## BEGIN ENTRIES

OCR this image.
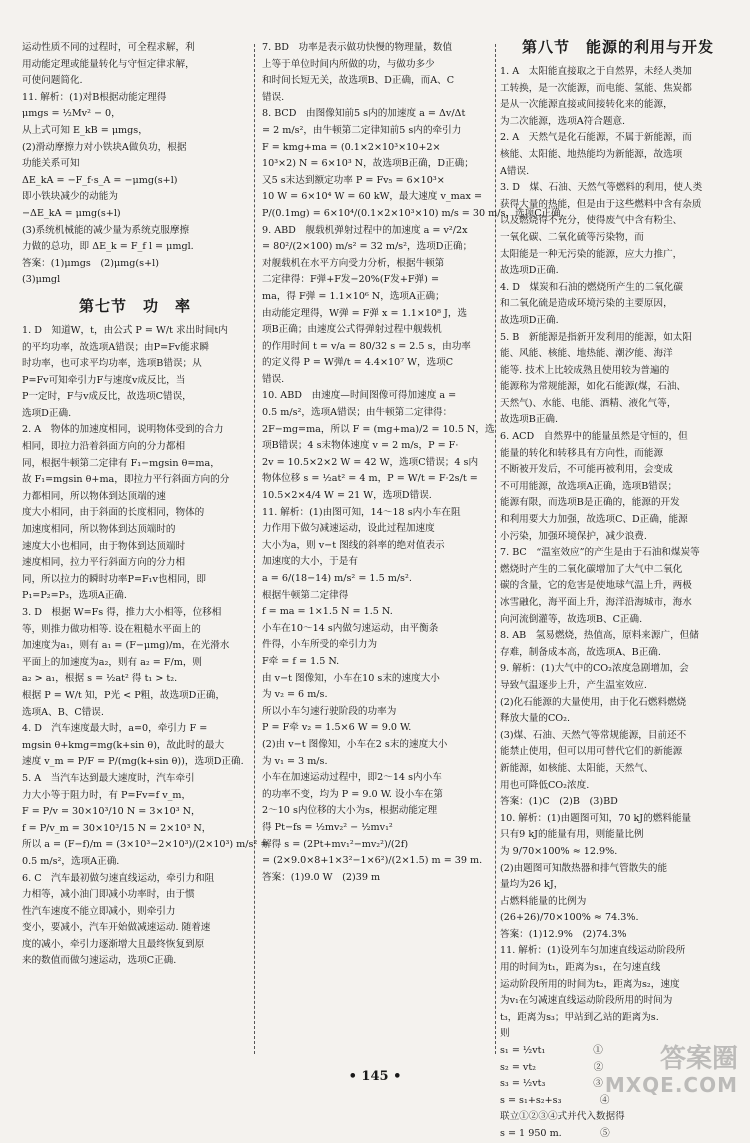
运动性质不同的过程时，可全程求解，利
用动能定理或能量转化与守恒定律求解，
可使问题简化.
11. 解析：(1)对B根据动能定理得
μmgs = ½Mv² − 0，
从上式可知 E_kB = μmgs，
(2)滑动摩擦力对小铁块A做负功，根据
功能关系可知
ΔE_kA = −F_f·s_A = −μmg(s+l)
即小铁块减少的动能为
−ΔE_kA = μmg(s+l)
(3)系统机械能的减少量为系统克服摩擦
力做的总功，即 ΔE_k = F_f l = μmgl.
答案：(1)μmgs　(2)μmg(s+l)
(3)μmgl
第七节　功　率
1. D　知道W，t，由公式 P = W/t 求出时间t内
的平均功率，故选项A错误；由P=Fv能求瞬
时功率，也可求平均功率，选项B错误；从
P=Fv可知牵引力F与速度v成反比，当
P一定时，F与v成反比，故选项C错误，
选项D正确.
2. A　物体的加速度相同，说明物体受到的合力
相同，即拉力沿着斜面方向的分力都相
同，根据牛顿第二定律有 F₁−mgsin θ=ma，
故 F₁=mgsin θ+ma，即拉力平行斜面方向的分
力都相同，所以物体到达顶端的速
度大小相同，由于斜面的长度相同，物体的
加速度相同，所以物体到达顶端时的
速度大小也相同，由于物体到达顶端时
速度相同，拉力平行斜面方向的分力相
同，所以拉力的瞬时功率P=F₁v也相同，即
P₁=P₂=P₃，选项A正确.
3. D　根据 W=Fs 得，推力大小相等，位移相
等，则推力做功相等. 设在粗糙水平面上的
加速度为a₁，则有 a₁ = (F−μmg)/m，在光滑水
平面上的加速度为a₂，则有 a₂ = F/m，则
a₂ > a₁，根据 s = ½at² 得 t₁ > t₂.
根据 P = W/t 知，P光 < P粗，故选项D正确，
选项A、B、C错误.
4. D　汽车速度最大时，a=0，牵引力 F =
mgsin θ+kmg=mg(k+sin θ)，故此时的最大
速度 v_m = P/F = P/(mg(k+sin θ))，选项D正确.
5. A　当汽车达到最大速度时，汽车牵引
力大小等于阻力时，有 P=Fv=f v_m，
F = P/v = 30×10³/10 N = 3×10³ N，
f = P/v_m = 30×10³/15 N = 2×10³ N，
所以 a = (F−f)/m = (3×10³−2×10³)/(2×10³) m/s² =
0.5 m/s²，选项A正确.
6. C　汽车最初做匀速直线运动，牵引力和阻
力相等，减小油门即减小功率时，由于惯
性汽车速度不能立即减小，则牵引力
变小，要减小，汽车开始做减速运动. 随着速
度的减小，牵引力逐渐增大且最终恢复到原
来的数值而做匀速运动，选项C正确.
7. BD　功率是表示做功快慢的物理量，数值
上等于单位时间内所做的功，与做功多少
和时间长短无关，故选项B、D正确，而A、C
错误.
8. BCD　由图像知前5 s内的加速度 a = Δv/Δt
= 2 m/s²，由牛顿第二定律知前5 s内的牵引力
F = kmg+ma = (0.1×2×10³×10+2×
10³×2) N = 6×10³ N，故选项B正确，D正确；
又5 s末达到额定功率 P = Fv₅ = 6×10³×
10 W = 6×10⁴ W = 60 kW，最大速度 v_max =
P/(0.1mg) = 6×10⁴/(0.1×2×10³×10) m/s = 30 m/s，选项C正确.
9. ABD　舰载机弹射过程中的加速度 a = v²/2x
= 80²/(2×100) m/s² = 32 m/s²，选项D正确；
对舰载机在水平方向受力分析，根据牛顿第
二定律得：F弹+F发−20%(F发+F弹) =
ma，得 F弹 = 1.1×10⁶ N，选项A正确；
由动能定理得，W弹 = F弹 x = 1.1×10⁸ J，选
项B正确；由速度公式得弹射过程中舰载机
的作用时间 t = v/a = 80/32 s = 2.5 s，由功率
的定义得 P = W弹/t = 4.4×10⁷ W，选项C
错误.
10. ABD　由速度—时间图像可得加速度 a =
0.5 m/s²，选项A错误；由牛顿第二定律得：
2F−mg=ma，所以 F = (mg+ma)/2 = 10.5 N，选
项B错误；4 s末物体速度 v = 2 m/s，P = F·
2v = 10.5×2×2 W = 42 W，选项C错误；4 s内
物体位移 s = ½at² = 4 m，P = W/t = F·2s/t =
10.5×2×4/4 W = 21 W，选项D错误.
11. 解析：(1)由图可知，14～18 s内小车在阻
力作用下做匀减速运动，设此过程加速度
大小为a，则 v−t 图线的斜率的绝对值表示
加速度的大小，于是有
a = 6/(18−14) m/s² = 1.5 m/s².
根据牛顿第二定律得
f = ma = 1×1.5 N = 1.5 N.
小车在10～14 s内做匀速运动，由平衡条
件得，小车所受的牵引力为
F牵 = f = 1.5 N.
由 v−t 图像知，小车在10 s末的速度大小
为 v₂ = 6 m/s.
所以小车匀速行驶阶段的功率为
P = F牵 v₂ = 1.5×6 W = 9.0 W.
(2)由 v−t 图像知，小车在2 s末的速度大小
为 v₁ = 3 m/s.
小车在加速运动过程中，即2～14 s内小车
的功率不变，均为 P = 9.0 W. 设小车在第
2～10 s内位移的大小为s，根据动能定理
得 Pt−fs = ½mv₂² − ½mv₁²
解得 s = (2Pt+mv₁²−mv₂²)/(2f)
= (2×9.0×8+1×3²−1×6²)/(2×1.5) m = 39 m.
答案：(1)9.0 W　(2)39 m
第八节　能源的利用与开发
1. A　太阳能直接取之于自然界，未经人类加
工转换，是一次能源，而电能、氢能、焦炭都
是从一次能源直接或间接转化来的能源，
为二次能源，选项A符合题意.
2. A　天然气是化石能源，不属于新能源，而
核能、太阳能、地热能均为新能源，故选项
A错误.
3. D　煤、石油、天然气等燃料的利用，使人类
获得大量的热能，但是由于这些燃料中含有杂质
以及燃烧得不充分，使得废气中含有粉尘、
一氧化碳、二氧化硫等污染物，而
太阳能是一种无污染的能源，应大力推广，
故选项D正确.
4. D　煤炭和石油的燃烧所产生的二氧化碳
和二氧化硫是造成环境污染的主要原因，
故选项D正确.
5. B　新能源是指新开发利用的能源，如太阳
能、风能、核能、地热能、潮汐能、海洋
能等. 技术上比较成熟且使用较为普遍的
能源称为常规能源，如化石能源(煤，石油、
天然气)、水能、电能、酒精、液化气等，
故选项B正确.
6. ACD　自然界中的能量虽然是守恒的，但
能量的转化和转移具有方向性，而能源
不断被开发后，不可能再被利用，会变成
不可用能源，故选项A正确，选项B错误；
能源有限，而选项B是正确的，能源的开发
和利用要大力加强，故选项C、D正确，能源
小污染，加强环境保护，减少浪费.
7. BC　“温室效应”的产生是由于石油和煤炭等
燃烧时产生的二氧化碳增加了大气中二氧化
碳的含量，它的危害是使地球气温上升，两极
冰雪融化，海平面上升，海洋沿海城市，海水
向河流倒灌等，故选项B、C正确.
8. AB　氢易燃烧，热值高，原料来源广，但储
存难，制备成本高，故选项A、B正确.
9. 解析：(1)大气中的CO₂浓度急剧增加，会
导致气温逐步上升，产生温室效应.
(2)化石能源的大量使用，由于化石燃料燃烧
释放大量的CO₂.
(3)煤、石油、天然气等常规能源，目前还不
能禁止使用，但可以用可替代它们的新能源
新能源，如核能、太阳能，天然气、
用也可降低CO₂浓度.
答案：(1)C　(2)B　(3)BD
10. 解析：(1)由题图可知，70 kJ的燃料能量
只有9 kJ的能量有用，则能量比例
为 9/70×100% ≈ 12.9%.
(2)由题图可知散热器和排气管散失的能
量均为26 kJ，
占燃料能量的比例为
(26+26)/70×100% ≈ 74.3%.
答案：(1)12.9%　(2)74.3%
11. 解析：(1)设列车匀加速直线运动阶段所
用的时间为t₁，距离为s₁，在匀速直线
运动阶段所用的时间为t₂，距离为s₂，速度
为v₁在匀减速直线运动阶段所用的时间为
t₃，距离为s₃；甲站到乙站的距离为s.
则
s₁ = ½vt₁　　　　　①
s₂ = vt₂　　　　　　②
s₃ = ½vt₃　　　　　③
s = s₁+s₂+s₃　　　　④
联立①②③④式并代入数据得
s = 1 950 m.　　　　⑤
• 145 •
答案圈
MXQE.COM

## END ENTRIES

WRITTEN PROBLEM> Find all lines with "½at²" in them and copy each one.

SOLVED PROBLEM>
a₂ > a₁，根据 s = ½at² 得 t₁ > t₂.
物体位移 s = ½at² = 4 m，P = W/t = F·2s/t =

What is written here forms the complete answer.